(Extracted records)
◆ ◆ ◆ ◆ ◆

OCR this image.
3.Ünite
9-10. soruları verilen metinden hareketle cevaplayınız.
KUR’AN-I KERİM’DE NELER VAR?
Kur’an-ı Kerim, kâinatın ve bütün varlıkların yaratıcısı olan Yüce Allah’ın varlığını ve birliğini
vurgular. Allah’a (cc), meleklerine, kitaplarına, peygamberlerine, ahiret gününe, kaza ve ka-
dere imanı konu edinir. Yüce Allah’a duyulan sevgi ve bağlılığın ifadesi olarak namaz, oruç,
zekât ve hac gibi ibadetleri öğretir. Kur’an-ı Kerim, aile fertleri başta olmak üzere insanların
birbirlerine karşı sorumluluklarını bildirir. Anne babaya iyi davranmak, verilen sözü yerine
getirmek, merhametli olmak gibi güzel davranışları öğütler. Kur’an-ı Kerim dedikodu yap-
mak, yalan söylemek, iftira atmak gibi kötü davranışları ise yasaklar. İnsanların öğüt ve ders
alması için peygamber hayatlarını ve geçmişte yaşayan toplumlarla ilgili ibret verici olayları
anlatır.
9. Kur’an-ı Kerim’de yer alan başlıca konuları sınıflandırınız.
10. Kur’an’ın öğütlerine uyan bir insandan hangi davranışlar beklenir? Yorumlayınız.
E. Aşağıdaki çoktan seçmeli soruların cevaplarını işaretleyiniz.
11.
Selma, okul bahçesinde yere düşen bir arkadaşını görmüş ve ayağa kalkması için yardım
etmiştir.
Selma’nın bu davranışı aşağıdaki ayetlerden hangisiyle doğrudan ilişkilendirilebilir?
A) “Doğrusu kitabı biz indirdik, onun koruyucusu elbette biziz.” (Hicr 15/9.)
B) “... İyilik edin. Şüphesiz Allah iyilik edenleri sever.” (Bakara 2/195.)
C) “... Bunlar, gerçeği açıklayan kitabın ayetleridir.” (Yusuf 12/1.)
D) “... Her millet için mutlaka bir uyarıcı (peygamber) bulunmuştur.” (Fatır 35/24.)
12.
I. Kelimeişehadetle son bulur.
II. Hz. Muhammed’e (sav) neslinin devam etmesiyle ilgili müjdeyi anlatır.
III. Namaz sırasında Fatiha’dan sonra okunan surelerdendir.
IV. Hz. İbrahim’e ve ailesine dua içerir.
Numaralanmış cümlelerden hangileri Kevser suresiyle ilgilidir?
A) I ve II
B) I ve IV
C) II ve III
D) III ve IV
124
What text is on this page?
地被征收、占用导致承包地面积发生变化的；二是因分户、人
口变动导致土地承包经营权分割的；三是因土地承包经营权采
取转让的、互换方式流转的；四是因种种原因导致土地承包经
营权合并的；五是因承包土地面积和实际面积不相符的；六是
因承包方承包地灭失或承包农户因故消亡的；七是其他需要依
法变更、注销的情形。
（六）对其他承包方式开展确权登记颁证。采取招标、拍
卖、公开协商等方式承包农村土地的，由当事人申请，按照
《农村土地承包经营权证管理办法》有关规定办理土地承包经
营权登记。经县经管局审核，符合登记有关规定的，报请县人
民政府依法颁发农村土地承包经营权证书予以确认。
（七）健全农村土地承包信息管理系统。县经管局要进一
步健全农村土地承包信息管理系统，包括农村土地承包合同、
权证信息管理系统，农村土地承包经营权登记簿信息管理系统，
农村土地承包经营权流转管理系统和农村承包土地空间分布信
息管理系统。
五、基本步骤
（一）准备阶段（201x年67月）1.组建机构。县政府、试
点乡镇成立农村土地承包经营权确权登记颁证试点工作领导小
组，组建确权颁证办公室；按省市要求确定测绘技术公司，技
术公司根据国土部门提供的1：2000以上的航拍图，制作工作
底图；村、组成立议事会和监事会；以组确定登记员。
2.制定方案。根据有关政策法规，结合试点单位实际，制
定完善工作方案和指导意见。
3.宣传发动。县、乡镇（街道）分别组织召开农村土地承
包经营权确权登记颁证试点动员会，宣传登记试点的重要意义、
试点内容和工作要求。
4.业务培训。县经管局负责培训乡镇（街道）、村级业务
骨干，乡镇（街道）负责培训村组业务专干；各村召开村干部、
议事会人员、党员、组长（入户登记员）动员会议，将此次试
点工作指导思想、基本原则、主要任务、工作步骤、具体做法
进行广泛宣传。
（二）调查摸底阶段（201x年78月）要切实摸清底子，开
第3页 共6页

◆ ◆ ◆ ◆ ◆

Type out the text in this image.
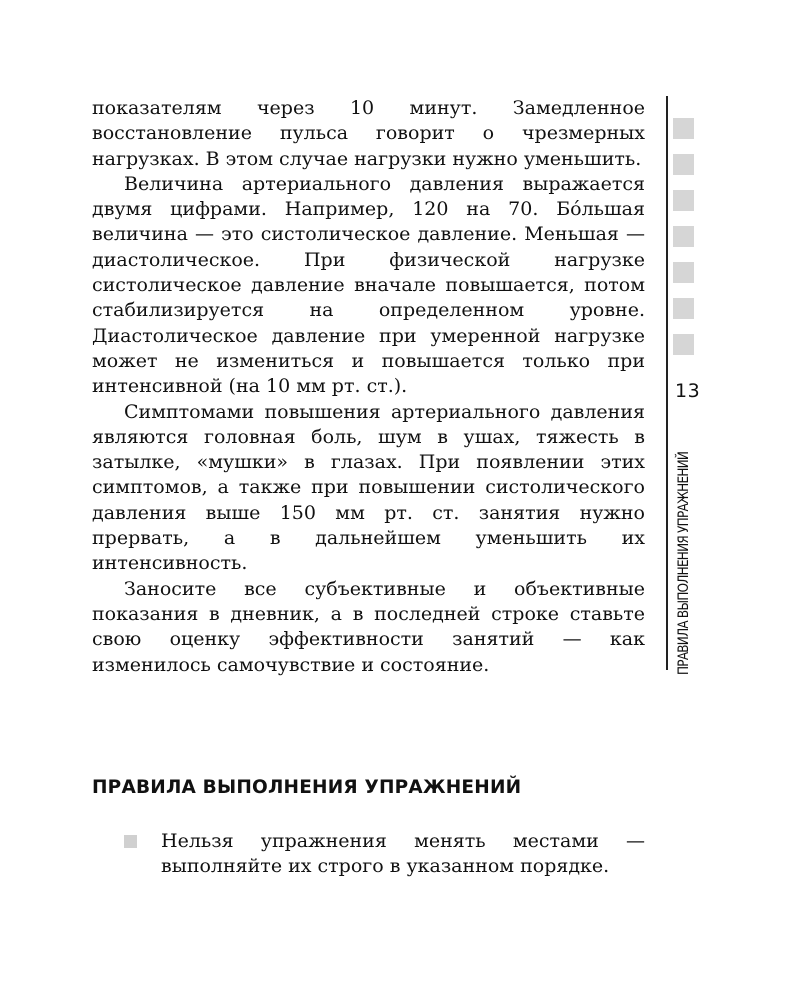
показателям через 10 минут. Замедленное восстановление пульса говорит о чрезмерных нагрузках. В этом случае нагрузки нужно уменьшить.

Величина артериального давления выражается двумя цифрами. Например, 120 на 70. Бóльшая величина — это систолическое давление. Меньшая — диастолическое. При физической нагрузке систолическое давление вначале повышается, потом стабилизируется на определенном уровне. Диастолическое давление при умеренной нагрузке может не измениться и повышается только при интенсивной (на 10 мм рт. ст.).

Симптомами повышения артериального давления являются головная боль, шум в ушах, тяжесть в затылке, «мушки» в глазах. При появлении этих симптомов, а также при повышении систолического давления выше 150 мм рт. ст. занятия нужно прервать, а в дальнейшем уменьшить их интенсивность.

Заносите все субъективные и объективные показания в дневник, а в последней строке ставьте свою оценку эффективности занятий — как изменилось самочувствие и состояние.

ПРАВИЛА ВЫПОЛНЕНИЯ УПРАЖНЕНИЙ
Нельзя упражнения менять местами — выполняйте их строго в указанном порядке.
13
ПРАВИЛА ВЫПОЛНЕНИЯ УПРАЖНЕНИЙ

◆ ◆ ◆ ◆ ◆

- Stated exercise
Return from the data every line that holds "verilen".

- Response below
9-10. soruları verilen metinden hareketle cevaplayınız.
birbirlerine karşı sorumluluklarını bildirir. Anne babaya iyi davranmak, verilen sözü yerine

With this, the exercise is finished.